Restate the records below word for word, and omit the images they hold.
────
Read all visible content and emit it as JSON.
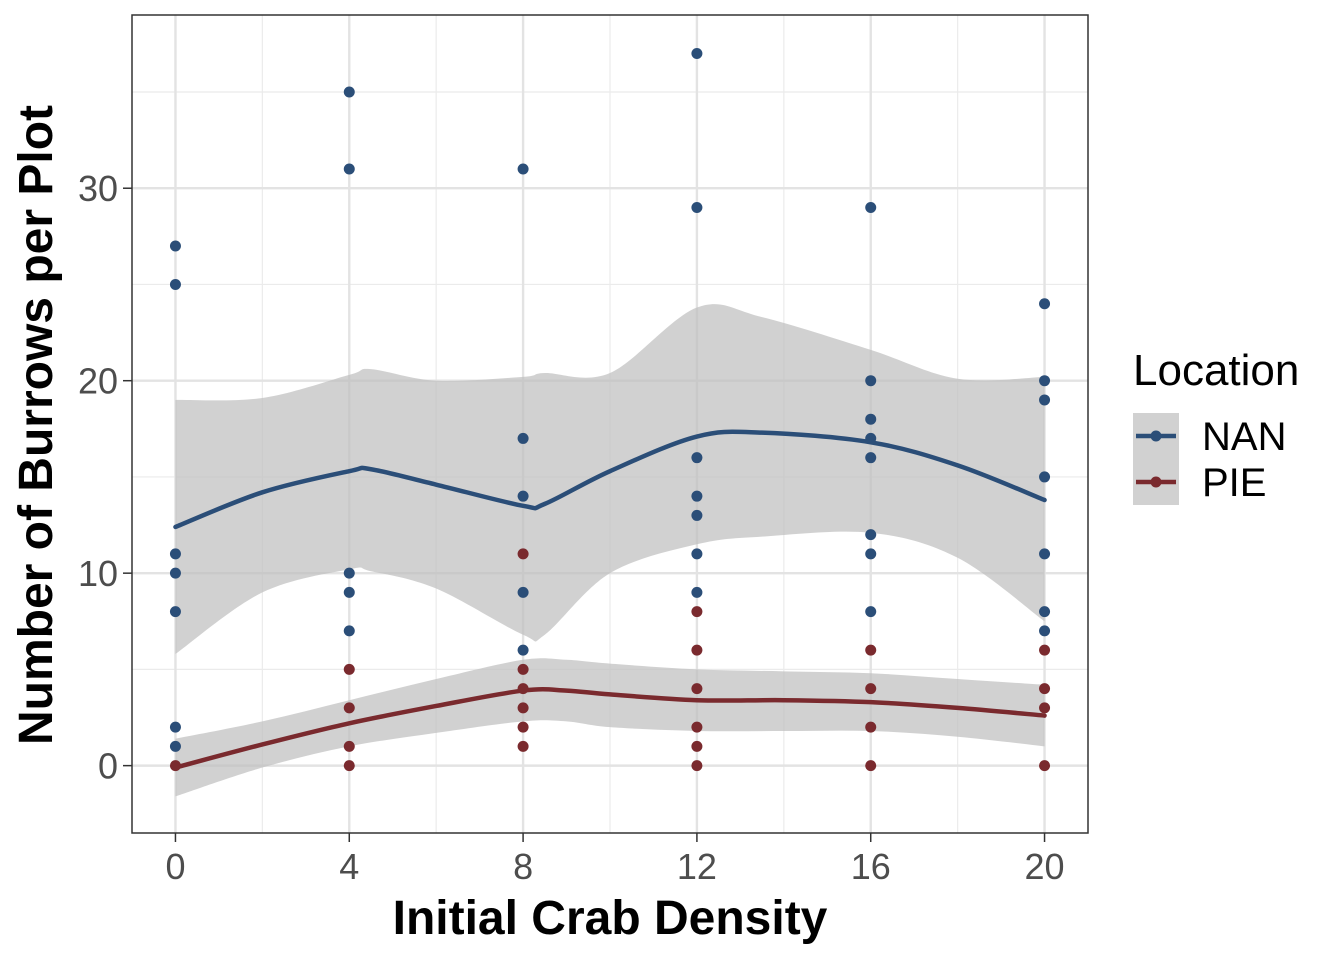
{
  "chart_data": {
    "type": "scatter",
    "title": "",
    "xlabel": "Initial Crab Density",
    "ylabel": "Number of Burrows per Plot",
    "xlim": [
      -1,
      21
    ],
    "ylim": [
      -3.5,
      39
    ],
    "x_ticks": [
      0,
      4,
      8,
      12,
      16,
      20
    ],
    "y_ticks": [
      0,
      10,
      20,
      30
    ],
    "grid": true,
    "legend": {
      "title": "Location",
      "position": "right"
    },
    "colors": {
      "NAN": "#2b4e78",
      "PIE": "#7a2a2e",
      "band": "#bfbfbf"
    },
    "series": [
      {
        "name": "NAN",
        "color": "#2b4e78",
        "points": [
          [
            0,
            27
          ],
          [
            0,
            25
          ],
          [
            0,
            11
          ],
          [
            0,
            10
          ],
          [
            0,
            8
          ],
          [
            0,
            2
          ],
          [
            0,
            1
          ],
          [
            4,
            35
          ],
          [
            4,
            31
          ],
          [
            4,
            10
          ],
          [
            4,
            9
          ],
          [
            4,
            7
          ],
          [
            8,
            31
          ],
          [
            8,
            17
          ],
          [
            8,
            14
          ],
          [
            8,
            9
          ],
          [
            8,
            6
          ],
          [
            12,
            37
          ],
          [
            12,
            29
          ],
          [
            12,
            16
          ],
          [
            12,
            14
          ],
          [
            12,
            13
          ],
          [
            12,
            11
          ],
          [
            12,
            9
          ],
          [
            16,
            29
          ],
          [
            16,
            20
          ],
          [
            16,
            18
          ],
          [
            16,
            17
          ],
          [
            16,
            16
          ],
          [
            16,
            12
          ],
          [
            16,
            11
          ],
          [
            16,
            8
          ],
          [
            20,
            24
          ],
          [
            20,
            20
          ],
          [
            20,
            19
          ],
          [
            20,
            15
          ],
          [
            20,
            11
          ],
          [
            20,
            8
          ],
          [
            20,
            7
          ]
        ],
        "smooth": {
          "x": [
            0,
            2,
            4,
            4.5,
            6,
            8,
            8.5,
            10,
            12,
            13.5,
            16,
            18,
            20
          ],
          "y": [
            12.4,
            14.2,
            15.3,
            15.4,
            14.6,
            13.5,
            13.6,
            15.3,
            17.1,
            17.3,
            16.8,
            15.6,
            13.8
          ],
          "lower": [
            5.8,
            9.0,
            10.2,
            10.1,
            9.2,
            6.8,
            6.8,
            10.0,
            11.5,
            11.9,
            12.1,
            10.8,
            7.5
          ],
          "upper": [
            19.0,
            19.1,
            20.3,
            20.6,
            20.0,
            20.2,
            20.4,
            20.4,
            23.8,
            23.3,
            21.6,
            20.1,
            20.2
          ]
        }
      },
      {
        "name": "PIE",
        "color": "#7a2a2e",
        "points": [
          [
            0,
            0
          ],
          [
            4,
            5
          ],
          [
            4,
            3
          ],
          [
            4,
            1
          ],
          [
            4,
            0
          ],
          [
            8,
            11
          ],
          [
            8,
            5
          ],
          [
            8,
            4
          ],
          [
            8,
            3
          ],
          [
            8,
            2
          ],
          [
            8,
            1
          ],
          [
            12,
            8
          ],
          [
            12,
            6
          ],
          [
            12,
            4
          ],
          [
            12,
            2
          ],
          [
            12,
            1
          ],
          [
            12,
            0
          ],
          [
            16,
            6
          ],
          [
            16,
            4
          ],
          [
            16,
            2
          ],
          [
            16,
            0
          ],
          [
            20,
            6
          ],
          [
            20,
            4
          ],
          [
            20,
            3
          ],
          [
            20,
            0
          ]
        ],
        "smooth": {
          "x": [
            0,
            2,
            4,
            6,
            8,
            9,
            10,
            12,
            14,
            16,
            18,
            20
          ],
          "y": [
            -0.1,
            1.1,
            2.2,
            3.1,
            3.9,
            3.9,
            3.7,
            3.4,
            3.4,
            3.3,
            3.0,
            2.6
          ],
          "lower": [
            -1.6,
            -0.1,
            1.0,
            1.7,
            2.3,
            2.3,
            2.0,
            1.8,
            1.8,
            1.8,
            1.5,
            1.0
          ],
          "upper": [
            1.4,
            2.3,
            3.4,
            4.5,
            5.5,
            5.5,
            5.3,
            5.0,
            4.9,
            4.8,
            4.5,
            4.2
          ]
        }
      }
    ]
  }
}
────
- Exercise response:
Read all visible content and emit it as JSON.
{
  "chart_data": {
    "type": "scatter",
    "title": "",
    "xlabel": "Initial Crab Density",
    "ylabel": "Number of Burrows per Plot",
    "xlim": [
      -1,
      21
    ],
    "ylim": [
      -3.5,
      39
    ],
    "x_ticks": [
      0,
      4,
      8,
      12,
      16,
      20
    ],
    "y_ticks": [
      0,
      10,
      20,
      30
    ],
    "grid": true,
    "legend": {
      "title": "Location",
      "position": "right"
    },
    "colors": {
      "NAN": "#2b4e78",
      "PIE": "#7a2a2e",
      "band": "#bfbfbf"
    },
    "series": [
      {
        "name": "NAN",
        "color": "#2b4e78",
        "points": [
          [
            0,
            27
          ],
          [
            0,
            25
          ],
          [
            0,
            11
          ],
          [
            0,
            10
          ],
          [
            0,
            8
          ],
          [
            0,
            2
          ],
          [
            0,
            1
          ],
          [
            4,
            35
          ],
          [
            4,
            31
          ],
          [
            4,
            10
          ],
          [
            4,
            9
          ],
          [
            4,
            7
          ],
          [
            8,
            31
          ],
          [
            8,
            17
          ],
          [
            8,
            14
          ],
          [
            8,
            9
          ],
          [
            8,
            6
          ],
          [
            12,
            37
          ],
          [
            12,
            29
          ],
          [
            12,
            16
          ],
          [
            12,
            14
          ],
          [
            12,
            13
          ],
          [
            12,
            11
          ],
          [
            12,
            9
          ],
          [
            16,
            29
          ],
          [
            16,
            20
          ],
          [
            16,
            18
          ],
          [
            16,
            17
          ],
          [
            16,
            16
          ],
          [
            16,
            12
          ],
          [
            16,
            11
          ],
          [
            16,
            8
          ],
          [
            20,
            24
          ],
          [
            20,
            20
          ],
          [
            20,
            19
          ],
          [
            20,
            15
          ],
          [
            20,
            11
          ],
          [
            20,
            8
          ],
          [
            20,
            7
          ]
        ],
        "smooth": {
          "x": [
            0,
            2,
            4,
            4.5,
            6,
            8,
            8.5,
            10,
            12,
            13.5,
            16,
            18,
            20
          ],
          "y": [
            12.4,
            14.2,
            15.3,
            15.4,
            14.6,
            13.5,
            13.6,
            15.3,
            17.1,
            17.3,
            16.8,
            15.6,
            13.8
          ],
          "lower": [
            5.8,
            9.0,
            10.2,
            10.1,
            9.2,
            6.8,
            6.8,
            10.0,
            11.5,
            11.9,
            12.1,
            10.8,
            7.5
          ],
          "upper": [
            19.0,
            19.1,
            20.3,
            20.6,
            20.0,
            20.2,
            20.4,
            20.4,
            23.8,
            23.3,
            21.6,
            20.1,
            20.2
          ]
        }
      },
      {
        "name": "PIE",
        "color": "#7a2a2e",
        "points": [
          [
            0,
            0
          ],
          [
            4,
            5
          ],
          [
            4,
            3
          ],
          [
            4,
            1
          ],
          [
            4,
            0
          ],
          [
            8,
            11
          ],
          [
            8,
            5
          ],
          [
            8,
            4
          ],
          [
            8,
            3
          ],
          [
            8,
            2
          ],
          [
            8,
            1
          ],
          [
            12,
            8
          ],
          [
            12,
            6
          ],
          [
            12,
            4
          ],
          [
            12,
            2
          ],
          [
            12,
            1
          ],
          [
            12,
            0
          ],
          [
            16,
            6
          ],
          [
            16,
            4
          ],
          [
            16,
            2
          ],
          [
            16,
            0
          ],
          [
            20,
            6
          ],
          [
            20,
            4
          ],
          [
            20,
            3
          ],
          [
            20,
            0
          ]
        ],
        "smooth": {
          "x": [
            0,
            2,
            4,
            6,
            8,
            9,
            10,
            12,
            14,
            16,
            18,
            20
          ],
          "y": [
            -0.1,
            1.1,
            2.2,
            3.1,
            3.9,
            3.9,
            3.7,
            3.4,
            3.4,
            3.3,
            3.0,
            2.6
          ],
          "lower": [
            -1.6,
            -0.1,
            1.0,
            1.7,
            2.3,
            2.3,
            2.0,
            1.8,
            1.8,
            1.8,
            1.5,
            1.0
          ],
          "upper": [
            1.4,
            2.3,
            3.4,
            4.5,
            5.5,
            5.5,
            5.3,
            5.0,
            4.9,
            4.8,
            4.5,
            4.2
          ]
        }
      }
    ]
  }
}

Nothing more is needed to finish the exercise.